_Work to do_
Transcribe the lines below exactly, beginning with the line that holds "Give me a plain-text" and ending with the final line, both included. Pictures are to be left out.

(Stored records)
— START —
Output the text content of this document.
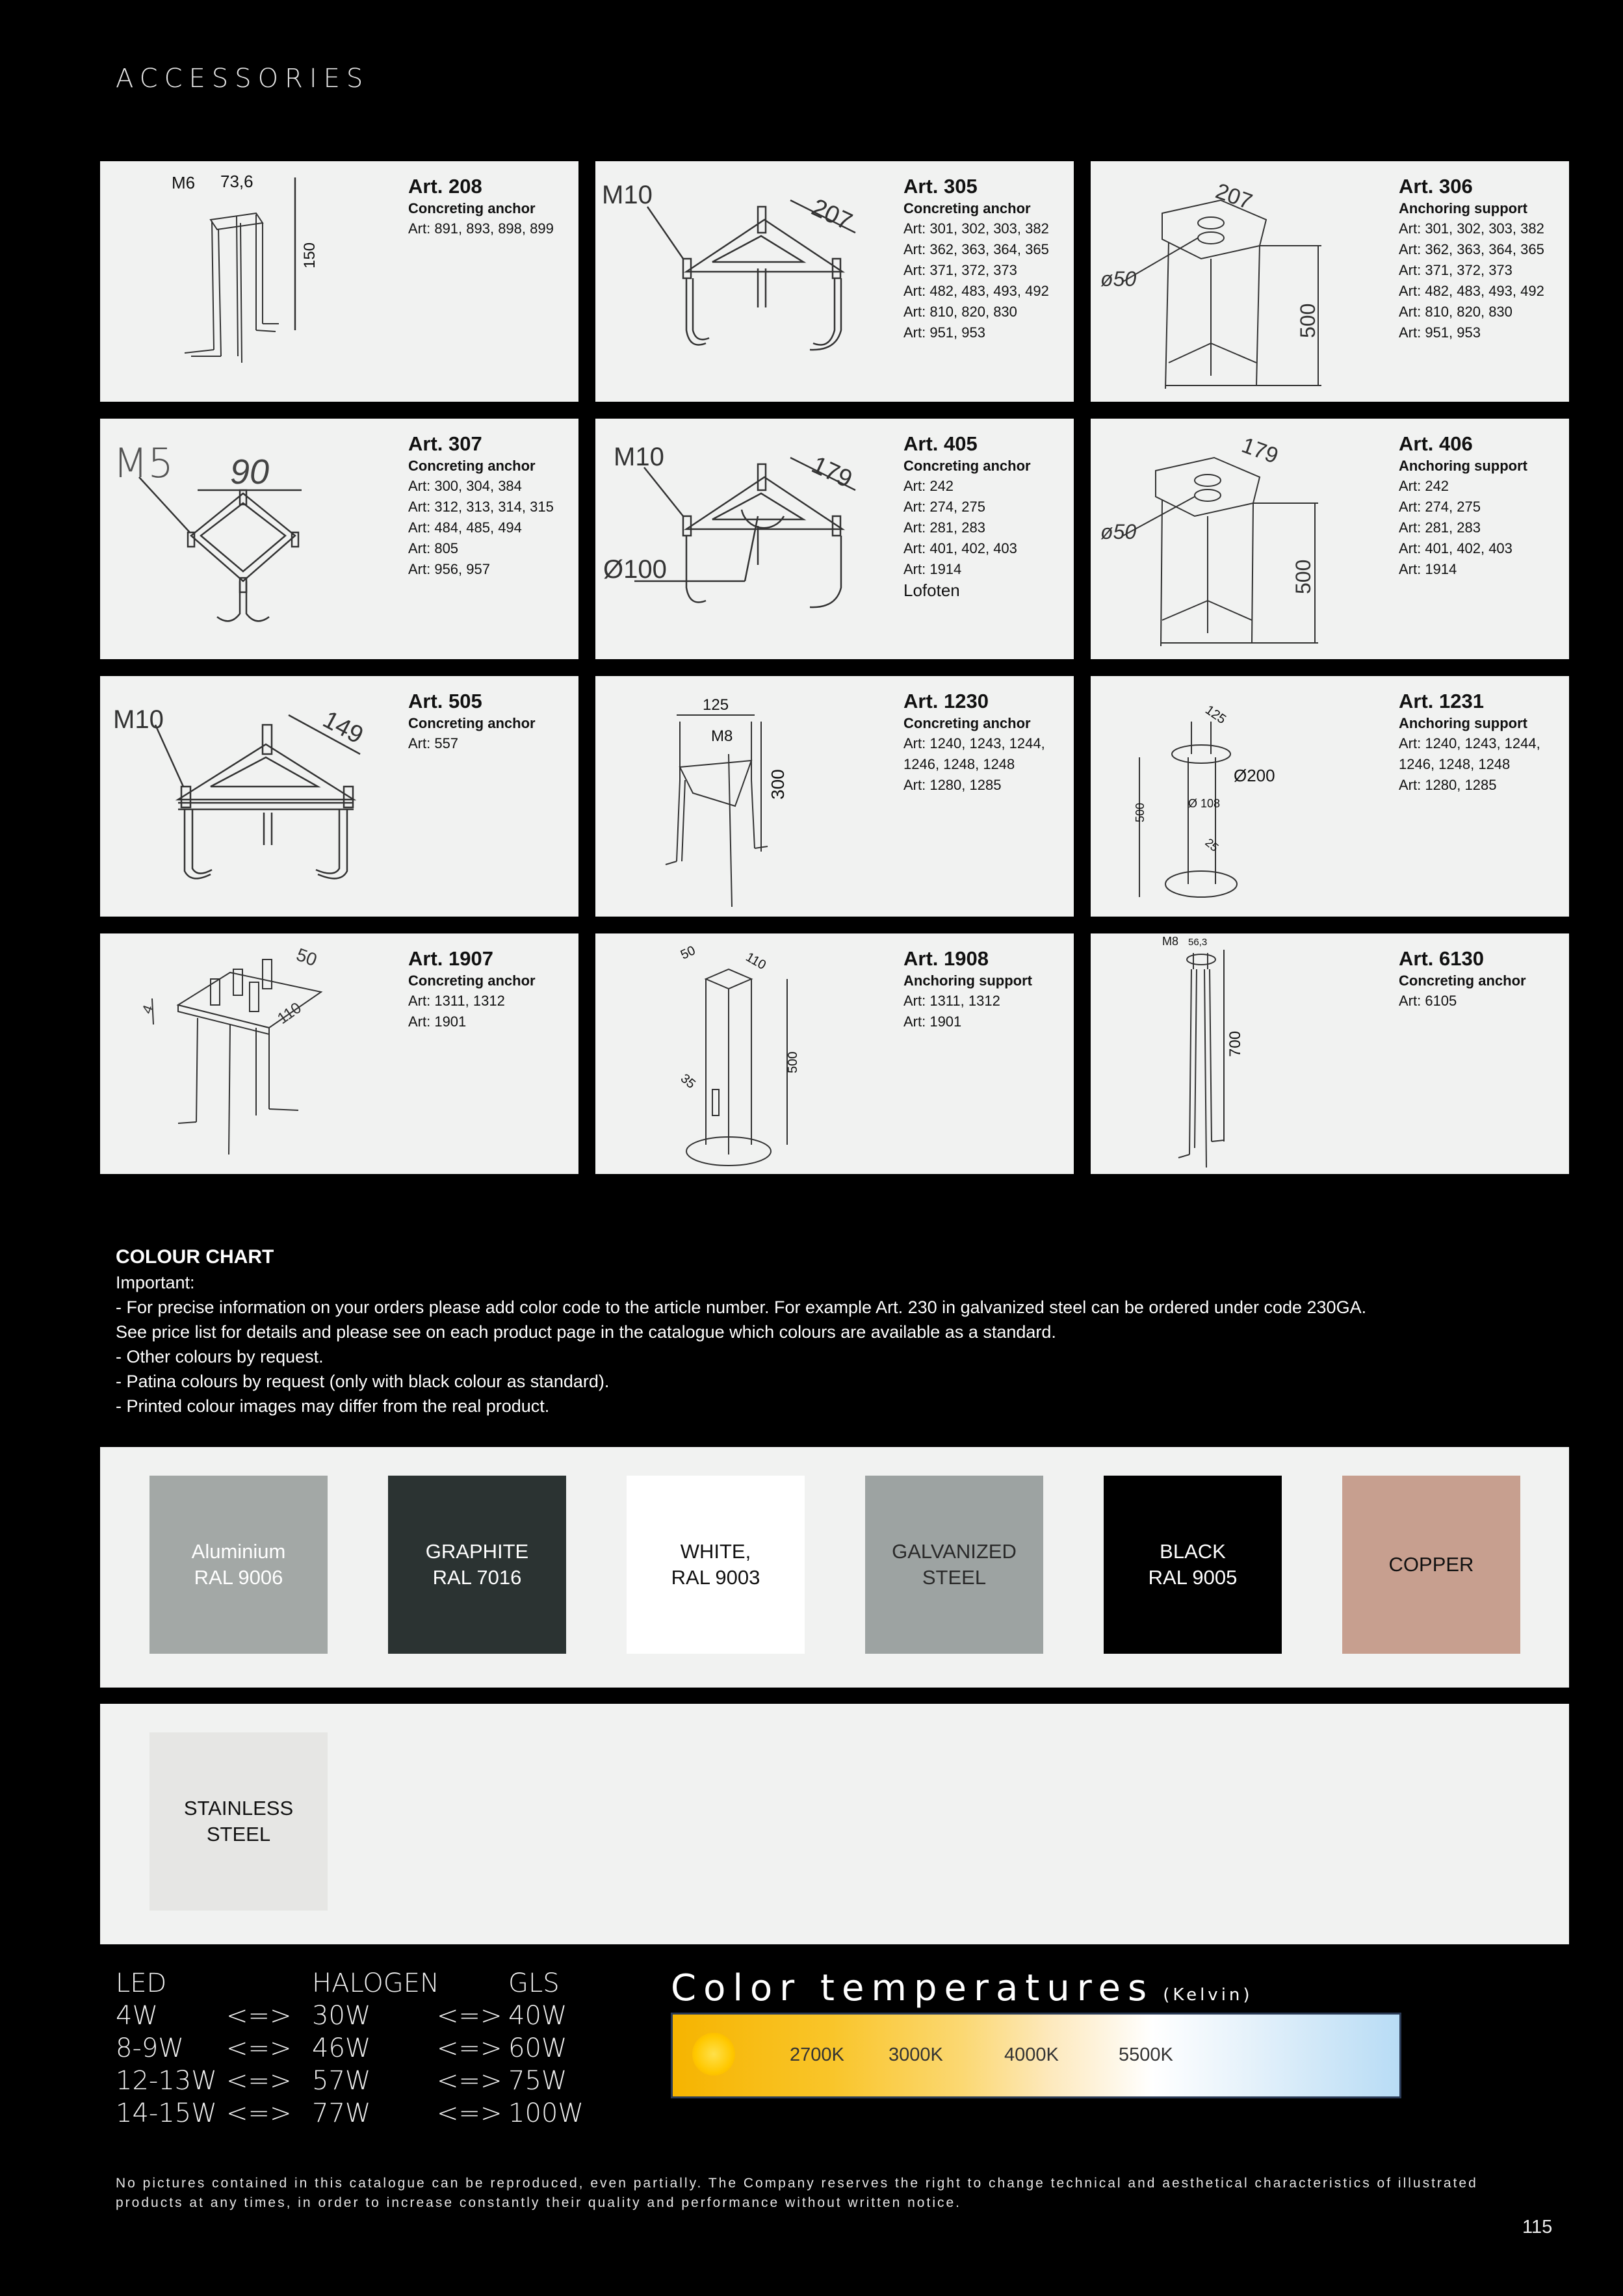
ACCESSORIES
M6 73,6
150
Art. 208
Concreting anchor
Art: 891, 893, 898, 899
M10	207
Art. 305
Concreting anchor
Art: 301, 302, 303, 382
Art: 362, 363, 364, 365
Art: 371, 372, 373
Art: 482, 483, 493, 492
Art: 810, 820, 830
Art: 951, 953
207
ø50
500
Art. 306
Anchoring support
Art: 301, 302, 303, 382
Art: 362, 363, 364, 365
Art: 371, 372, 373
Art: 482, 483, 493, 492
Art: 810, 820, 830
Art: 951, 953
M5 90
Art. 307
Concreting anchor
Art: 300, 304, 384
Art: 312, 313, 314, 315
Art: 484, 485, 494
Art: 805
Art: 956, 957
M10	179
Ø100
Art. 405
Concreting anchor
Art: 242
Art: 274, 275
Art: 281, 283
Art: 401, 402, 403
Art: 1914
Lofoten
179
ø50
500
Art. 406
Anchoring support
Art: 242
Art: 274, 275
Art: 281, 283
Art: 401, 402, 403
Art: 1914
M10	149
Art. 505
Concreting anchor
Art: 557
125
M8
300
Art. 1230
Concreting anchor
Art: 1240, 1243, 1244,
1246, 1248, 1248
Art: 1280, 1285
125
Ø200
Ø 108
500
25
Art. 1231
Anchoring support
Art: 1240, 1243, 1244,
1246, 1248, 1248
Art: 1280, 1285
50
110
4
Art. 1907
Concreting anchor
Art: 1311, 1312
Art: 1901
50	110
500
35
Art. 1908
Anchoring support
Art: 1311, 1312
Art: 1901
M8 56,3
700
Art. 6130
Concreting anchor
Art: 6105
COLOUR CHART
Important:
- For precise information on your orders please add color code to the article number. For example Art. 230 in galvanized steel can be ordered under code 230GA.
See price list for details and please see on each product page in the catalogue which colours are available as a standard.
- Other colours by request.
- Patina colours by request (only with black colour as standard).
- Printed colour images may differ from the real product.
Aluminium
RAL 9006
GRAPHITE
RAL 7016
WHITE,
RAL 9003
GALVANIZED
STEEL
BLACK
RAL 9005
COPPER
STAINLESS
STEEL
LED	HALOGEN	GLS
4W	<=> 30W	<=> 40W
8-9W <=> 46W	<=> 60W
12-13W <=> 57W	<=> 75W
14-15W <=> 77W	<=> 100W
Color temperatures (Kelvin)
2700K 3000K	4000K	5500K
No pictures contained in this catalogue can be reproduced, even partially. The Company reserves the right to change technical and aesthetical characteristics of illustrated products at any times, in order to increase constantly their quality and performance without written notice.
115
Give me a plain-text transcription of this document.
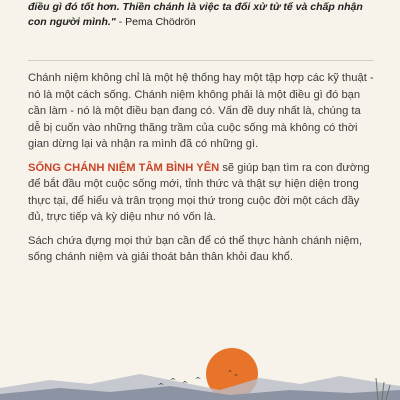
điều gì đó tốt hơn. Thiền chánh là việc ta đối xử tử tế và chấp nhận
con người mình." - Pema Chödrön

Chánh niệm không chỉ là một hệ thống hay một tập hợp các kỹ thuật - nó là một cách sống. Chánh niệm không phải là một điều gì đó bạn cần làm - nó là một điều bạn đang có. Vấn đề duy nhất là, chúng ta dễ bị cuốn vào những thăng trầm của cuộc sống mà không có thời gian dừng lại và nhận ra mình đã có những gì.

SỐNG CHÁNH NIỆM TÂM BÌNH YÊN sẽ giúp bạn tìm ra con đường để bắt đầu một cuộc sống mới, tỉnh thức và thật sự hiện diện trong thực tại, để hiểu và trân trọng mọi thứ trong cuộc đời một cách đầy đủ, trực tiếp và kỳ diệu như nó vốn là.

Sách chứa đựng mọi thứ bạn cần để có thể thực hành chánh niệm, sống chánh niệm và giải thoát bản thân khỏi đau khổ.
— END —
_Exercise answer_
Give me a plain-text transcription of this document.
điều gì đó tốt hơn. Thiền chánh là việc ta đối xử tử tế và chấp nhận
con người mình." - Pema Chödrön

Chánh niệm không chỉ là một hệ thống hay một tập hợp các kỹ thuật - nó là một cách sống. Chánh niệm không phải là một điều gì đó bạn cần làm - nó là một điều bạn đang có. Vấn đề duy nhất là, chúng ta dễ bị cuốn vào những thăng trầm của cuộc sống mà không có thời gian dừng lại và nhận ra mình đã có những gì.

SỐNG CHÁNH NIỆM TÂM BÌNH YÊN sẽ giúp bạn tìm ra con đường để bắt đầu một cuộc sống mới, tỉnh thức và thật sự hiện diện trong thực tại, để hiểu và trân trọng mọi thứ trong cuộc đời một cách đầy đủ, trực tiếp và kỳ diệu như nó vốn là.

Sách chứa đựng mọi thứ bạn cần để có thể thực hành chánh niệm, sống chánh niệm và giải thoát bản thân khỏi đau khổ.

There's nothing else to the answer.